(Recorded data)
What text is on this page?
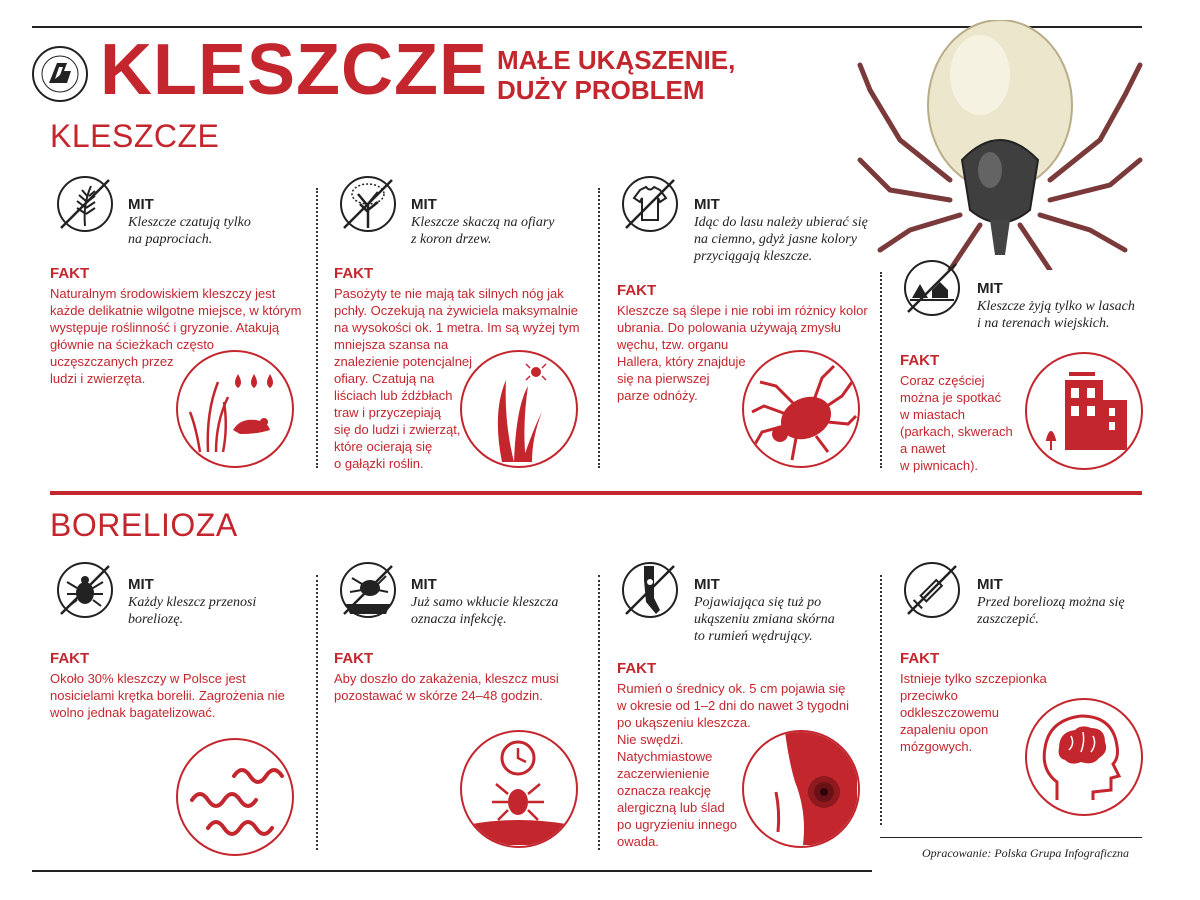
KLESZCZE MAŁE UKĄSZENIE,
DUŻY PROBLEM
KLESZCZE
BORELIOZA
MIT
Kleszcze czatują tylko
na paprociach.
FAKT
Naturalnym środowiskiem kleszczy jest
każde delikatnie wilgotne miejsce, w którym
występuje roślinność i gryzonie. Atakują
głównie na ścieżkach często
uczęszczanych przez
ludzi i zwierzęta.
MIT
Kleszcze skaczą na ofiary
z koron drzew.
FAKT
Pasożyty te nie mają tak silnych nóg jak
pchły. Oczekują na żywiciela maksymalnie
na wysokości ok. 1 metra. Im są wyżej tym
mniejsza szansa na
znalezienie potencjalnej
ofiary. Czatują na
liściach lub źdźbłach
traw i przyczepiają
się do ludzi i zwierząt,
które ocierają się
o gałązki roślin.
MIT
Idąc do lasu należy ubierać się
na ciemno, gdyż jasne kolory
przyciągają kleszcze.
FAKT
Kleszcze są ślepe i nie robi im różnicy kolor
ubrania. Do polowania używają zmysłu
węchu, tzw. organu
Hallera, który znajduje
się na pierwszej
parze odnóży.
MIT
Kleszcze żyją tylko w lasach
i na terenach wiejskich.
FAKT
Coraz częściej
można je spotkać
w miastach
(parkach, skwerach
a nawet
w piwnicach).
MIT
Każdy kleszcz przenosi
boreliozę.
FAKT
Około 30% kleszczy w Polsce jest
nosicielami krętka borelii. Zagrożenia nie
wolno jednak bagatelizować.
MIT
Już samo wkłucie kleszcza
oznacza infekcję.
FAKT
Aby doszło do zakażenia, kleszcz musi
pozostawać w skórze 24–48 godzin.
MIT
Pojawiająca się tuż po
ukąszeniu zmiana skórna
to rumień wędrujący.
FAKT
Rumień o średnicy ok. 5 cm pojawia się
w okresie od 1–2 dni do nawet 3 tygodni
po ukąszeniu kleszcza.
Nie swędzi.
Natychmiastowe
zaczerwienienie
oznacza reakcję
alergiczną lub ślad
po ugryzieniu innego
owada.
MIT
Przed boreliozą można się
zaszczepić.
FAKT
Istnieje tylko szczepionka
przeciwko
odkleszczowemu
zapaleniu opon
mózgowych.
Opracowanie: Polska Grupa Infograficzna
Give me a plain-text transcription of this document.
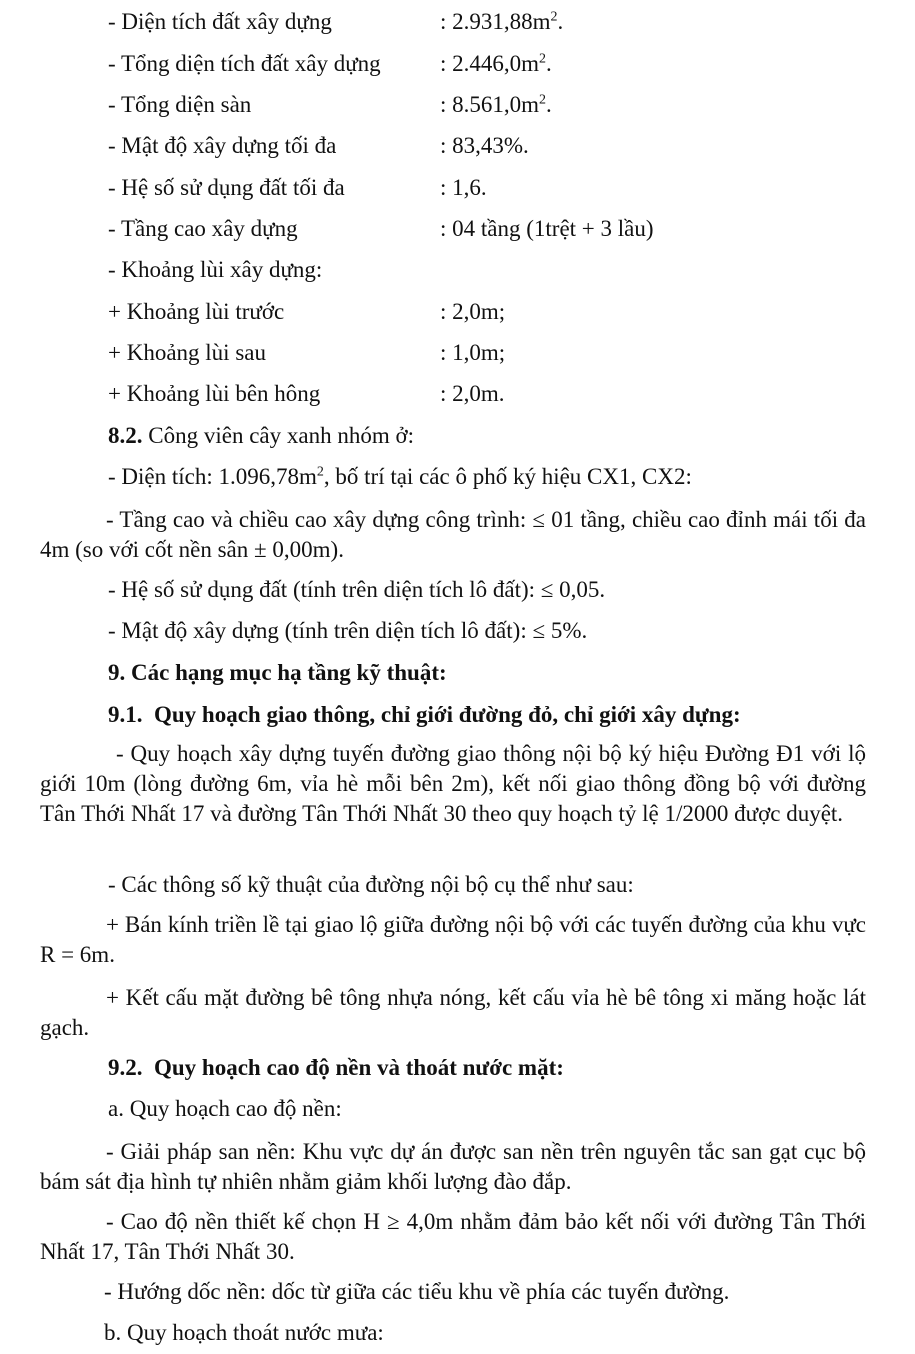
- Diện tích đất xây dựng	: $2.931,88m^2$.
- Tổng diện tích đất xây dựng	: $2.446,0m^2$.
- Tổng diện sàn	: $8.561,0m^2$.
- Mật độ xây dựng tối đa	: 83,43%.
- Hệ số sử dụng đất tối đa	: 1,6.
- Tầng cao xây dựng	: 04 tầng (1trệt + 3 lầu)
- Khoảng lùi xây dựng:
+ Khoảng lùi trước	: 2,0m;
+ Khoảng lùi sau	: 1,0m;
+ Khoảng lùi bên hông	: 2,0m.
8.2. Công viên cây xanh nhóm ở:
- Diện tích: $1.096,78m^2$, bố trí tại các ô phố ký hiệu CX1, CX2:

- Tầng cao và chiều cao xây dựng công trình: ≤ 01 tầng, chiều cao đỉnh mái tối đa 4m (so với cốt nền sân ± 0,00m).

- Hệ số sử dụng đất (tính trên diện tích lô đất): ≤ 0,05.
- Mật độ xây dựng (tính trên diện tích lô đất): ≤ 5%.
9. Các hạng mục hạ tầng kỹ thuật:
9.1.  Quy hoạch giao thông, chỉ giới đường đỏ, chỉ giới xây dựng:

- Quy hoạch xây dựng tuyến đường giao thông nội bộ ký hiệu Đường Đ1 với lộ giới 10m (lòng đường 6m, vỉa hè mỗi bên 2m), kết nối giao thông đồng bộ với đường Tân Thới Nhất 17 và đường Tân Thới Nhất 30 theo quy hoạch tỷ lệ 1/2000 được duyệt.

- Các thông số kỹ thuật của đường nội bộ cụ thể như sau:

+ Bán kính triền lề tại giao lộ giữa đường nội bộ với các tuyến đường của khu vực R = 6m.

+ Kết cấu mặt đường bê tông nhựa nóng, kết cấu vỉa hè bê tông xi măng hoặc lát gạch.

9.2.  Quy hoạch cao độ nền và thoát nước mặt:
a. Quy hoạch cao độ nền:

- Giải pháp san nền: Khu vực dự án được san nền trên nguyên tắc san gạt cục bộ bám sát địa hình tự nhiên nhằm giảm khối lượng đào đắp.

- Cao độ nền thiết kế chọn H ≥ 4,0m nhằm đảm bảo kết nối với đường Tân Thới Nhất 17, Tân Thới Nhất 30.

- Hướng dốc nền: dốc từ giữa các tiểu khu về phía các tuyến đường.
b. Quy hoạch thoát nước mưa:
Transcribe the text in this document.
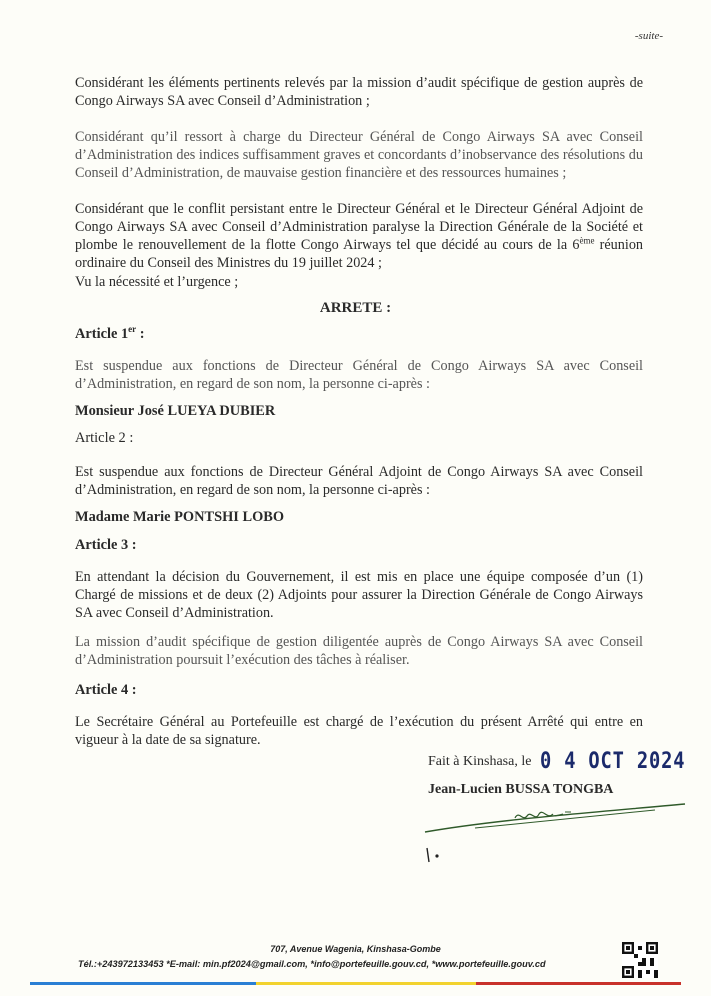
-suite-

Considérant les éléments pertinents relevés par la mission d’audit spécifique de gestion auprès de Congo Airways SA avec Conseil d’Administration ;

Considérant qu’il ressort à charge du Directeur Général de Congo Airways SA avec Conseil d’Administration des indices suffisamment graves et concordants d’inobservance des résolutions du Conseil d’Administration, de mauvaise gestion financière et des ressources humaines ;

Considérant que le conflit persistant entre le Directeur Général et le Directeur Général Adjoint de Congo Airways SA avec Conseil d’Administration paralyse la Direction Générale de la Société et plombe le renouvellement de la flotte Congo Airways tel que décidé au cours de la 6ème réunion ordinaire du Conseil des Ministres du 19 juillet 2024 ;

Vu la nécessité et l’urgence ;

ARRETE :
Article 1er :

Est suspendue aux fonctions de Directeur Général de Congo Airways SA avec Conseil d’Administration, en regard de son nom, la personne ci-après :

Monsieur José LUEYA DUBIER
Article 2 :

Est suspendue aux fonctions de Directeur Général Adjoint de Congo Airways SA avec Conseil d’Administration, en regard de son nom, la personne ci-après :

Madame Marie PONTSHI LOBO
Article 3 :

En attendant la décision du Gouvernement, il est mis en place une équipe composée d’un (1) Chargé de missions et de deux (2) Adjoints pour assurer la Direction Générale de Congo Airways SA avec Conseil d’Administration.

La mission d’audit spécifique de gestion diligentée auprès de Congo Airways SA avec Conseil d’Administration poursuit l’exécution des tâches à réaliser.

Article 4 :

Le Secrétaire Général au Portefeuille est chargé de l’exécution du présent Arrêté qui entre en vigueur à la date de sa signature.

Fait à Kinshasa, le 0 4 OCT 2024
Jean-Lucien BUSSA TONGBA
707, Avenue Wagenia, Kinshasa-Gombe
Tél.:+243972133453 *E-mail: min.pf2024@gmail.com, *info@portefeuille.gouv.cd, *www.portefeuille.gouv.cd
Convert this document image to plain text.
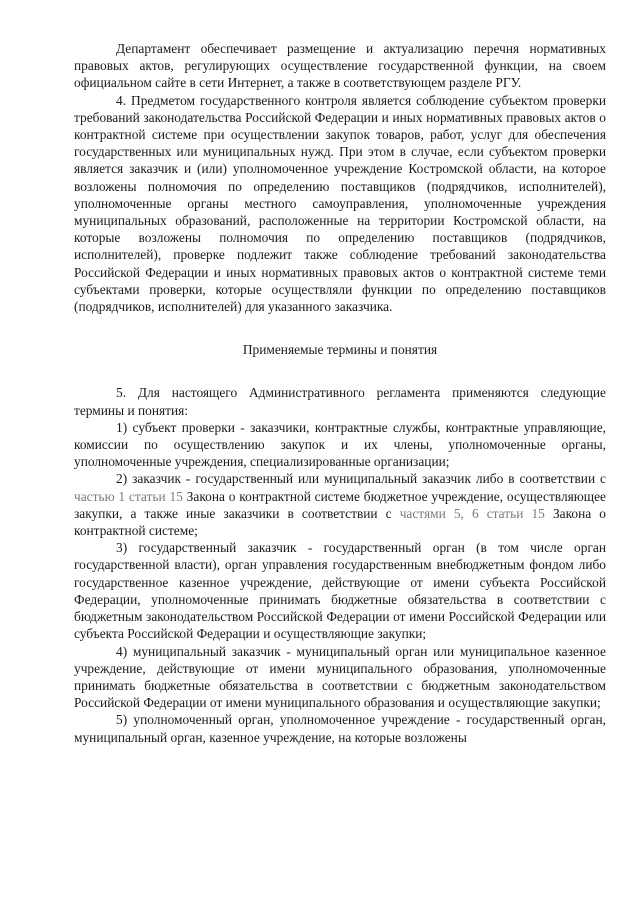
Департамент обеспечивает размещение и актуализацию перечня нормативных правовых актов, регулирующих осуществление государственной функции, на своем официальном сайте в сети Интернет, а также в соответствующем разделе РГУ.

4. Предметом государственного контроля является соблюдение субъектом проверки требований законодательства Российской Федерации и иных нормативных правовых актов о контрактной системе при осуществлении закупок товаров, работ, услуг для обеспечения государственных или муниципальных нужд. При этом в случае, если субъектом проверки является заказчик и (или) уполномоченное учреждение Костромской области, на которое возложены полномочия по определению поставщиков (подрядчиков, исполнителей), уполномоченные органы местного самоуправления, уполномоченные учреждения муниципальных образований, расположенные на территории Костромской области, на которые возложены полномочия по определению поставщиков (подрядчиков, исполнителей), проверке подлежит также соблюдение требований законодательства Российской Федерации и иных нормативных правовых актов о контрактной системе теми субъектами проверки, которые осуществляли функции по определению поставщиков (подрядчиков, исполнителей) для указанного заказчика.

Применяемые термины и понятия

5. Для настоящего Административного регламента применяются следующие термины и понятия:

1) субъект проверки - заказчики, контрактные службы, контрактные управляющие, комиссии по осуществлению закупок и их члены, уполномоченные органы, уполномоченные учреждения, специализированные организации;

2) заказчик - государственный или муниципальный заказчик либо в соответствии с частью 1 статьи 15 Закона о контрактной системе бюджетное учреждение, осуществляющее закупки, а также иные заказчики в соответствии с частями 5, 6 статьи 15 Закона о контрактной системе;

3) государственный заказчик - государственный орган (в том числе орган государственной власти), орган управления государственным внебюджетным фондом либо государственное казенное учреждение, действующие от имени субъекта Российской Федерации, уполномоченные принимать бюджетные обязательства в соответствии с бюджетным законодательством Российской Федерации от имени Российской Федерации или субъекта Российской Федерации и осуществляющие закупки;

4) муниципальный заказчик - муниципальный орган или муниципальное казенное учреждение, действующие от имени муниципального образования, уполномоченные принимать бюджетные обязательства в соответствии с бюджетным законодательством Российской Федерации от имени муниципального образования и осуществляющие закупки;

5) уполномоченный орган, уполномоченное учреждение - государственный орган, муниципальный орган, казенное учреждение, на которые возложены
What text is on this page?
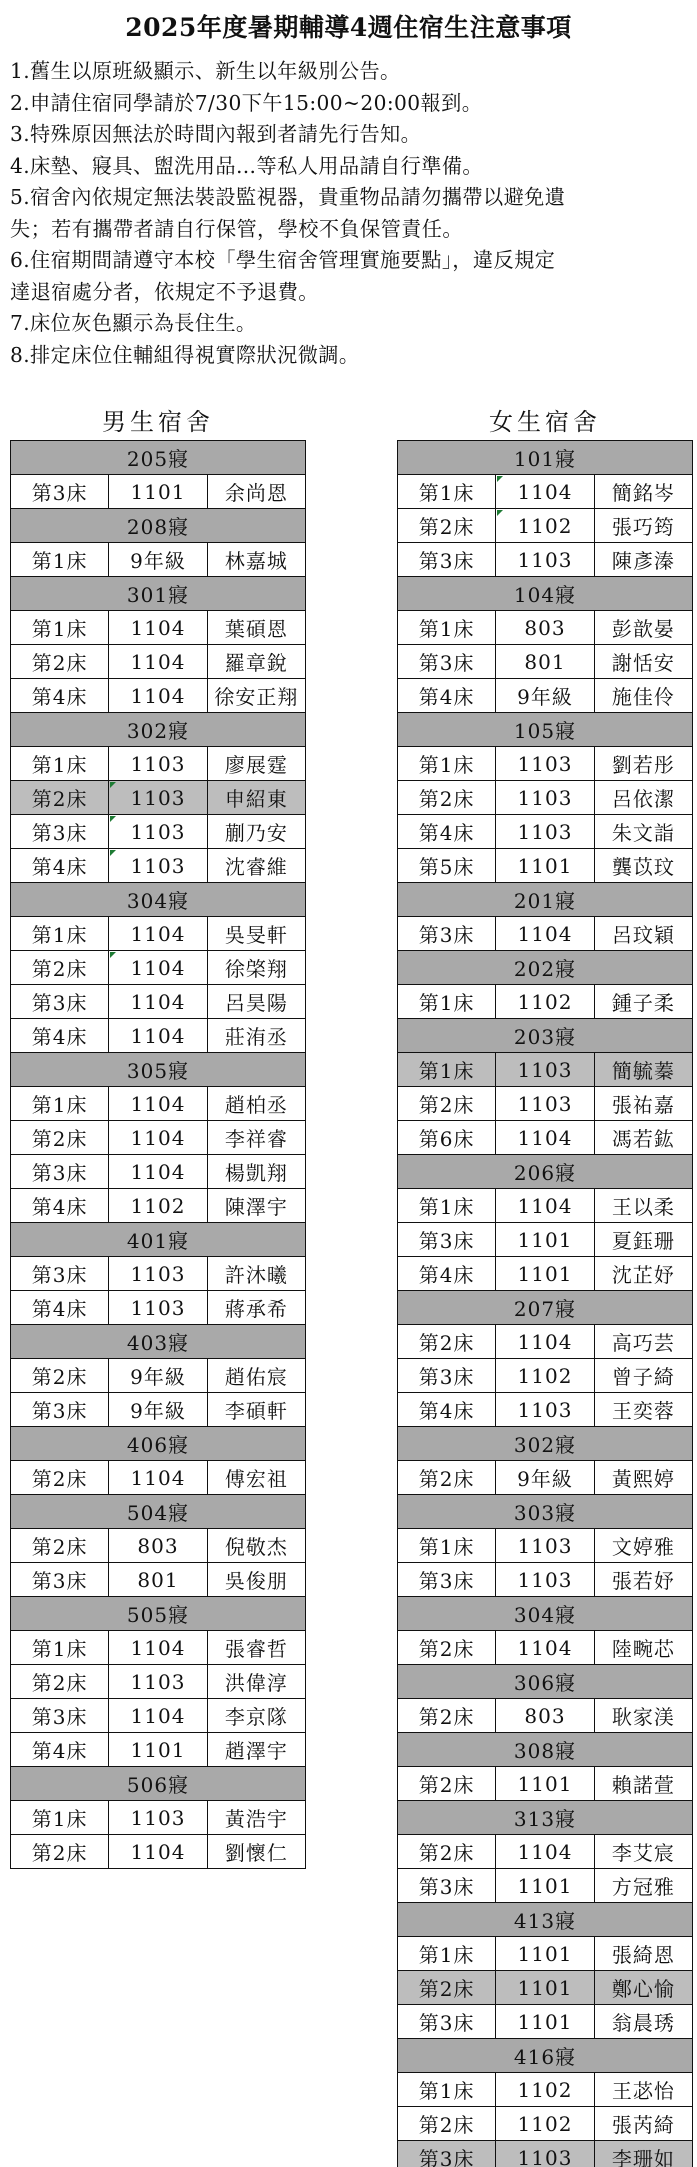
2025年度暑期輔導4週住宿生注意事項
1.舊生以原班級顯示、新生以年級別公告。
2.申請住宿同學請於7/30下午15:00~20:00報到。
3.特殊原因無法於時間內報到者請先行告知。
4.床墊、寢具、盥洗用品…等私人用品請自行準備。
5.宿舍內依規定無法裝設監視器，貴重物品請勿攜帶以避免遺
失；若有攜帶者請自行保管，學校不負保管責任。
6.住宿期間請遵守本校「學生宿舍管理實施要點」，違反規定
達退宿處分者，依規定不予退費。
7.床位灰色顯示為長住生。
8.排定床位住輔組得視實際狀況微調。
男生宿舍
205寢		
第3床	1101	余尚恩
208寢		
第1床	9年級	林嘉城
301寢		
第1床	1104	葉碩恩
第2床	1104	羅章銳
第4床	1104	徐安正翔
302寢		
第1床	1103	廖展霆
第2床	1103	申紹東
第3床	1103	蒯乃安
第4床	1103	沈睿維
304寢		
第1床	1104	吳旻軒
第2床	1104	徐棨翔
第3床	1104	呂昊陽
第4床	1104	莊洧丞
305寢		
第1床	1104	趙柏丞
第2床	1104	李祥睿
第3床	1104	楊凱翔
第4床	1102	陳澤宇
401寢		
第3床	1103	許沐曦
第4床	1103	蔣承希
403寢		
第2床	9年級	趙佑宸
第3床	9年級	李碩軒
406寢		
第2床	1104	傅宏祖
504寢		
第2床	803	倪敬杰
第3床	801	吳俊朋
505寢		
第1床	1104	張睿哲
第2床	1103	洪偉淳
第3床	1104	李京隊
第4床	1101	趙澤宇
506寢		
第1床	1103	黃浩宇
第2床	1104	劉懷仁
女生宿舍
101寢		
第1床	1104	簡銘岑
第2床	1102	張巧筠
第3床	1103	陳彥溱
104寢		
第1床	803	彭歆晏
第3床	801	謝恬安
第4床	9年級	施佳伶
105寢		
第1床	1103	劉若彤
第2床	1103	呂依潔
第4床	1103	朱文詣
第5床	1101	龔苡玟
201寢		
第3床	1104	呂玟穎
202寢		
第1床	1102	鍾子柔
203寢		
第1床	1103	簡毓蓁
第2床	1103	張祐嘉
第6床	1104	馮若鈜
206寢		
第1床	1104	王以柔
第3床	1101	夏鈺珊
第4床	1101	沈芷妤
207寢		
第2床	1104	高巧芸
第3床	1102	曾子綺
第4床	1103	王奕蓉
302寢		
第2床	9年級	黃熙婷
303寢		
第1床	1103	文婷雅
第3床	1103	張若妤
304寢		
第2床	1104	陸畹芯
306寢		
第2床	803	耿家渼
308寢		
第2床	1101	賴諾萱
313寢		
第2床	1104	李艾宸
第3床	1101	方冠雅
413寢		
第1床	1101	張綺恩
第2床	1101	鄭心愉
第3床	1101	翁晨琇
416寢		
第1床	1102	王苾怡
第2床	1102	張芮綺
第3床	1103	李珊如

**PROBLEM STATEMENT**:
Copy each line of the listing that contains the string "plain".

**EXERCISE RESPONSE**:
Give me a plain-text transcription of this document.
Convert this document image to plain text.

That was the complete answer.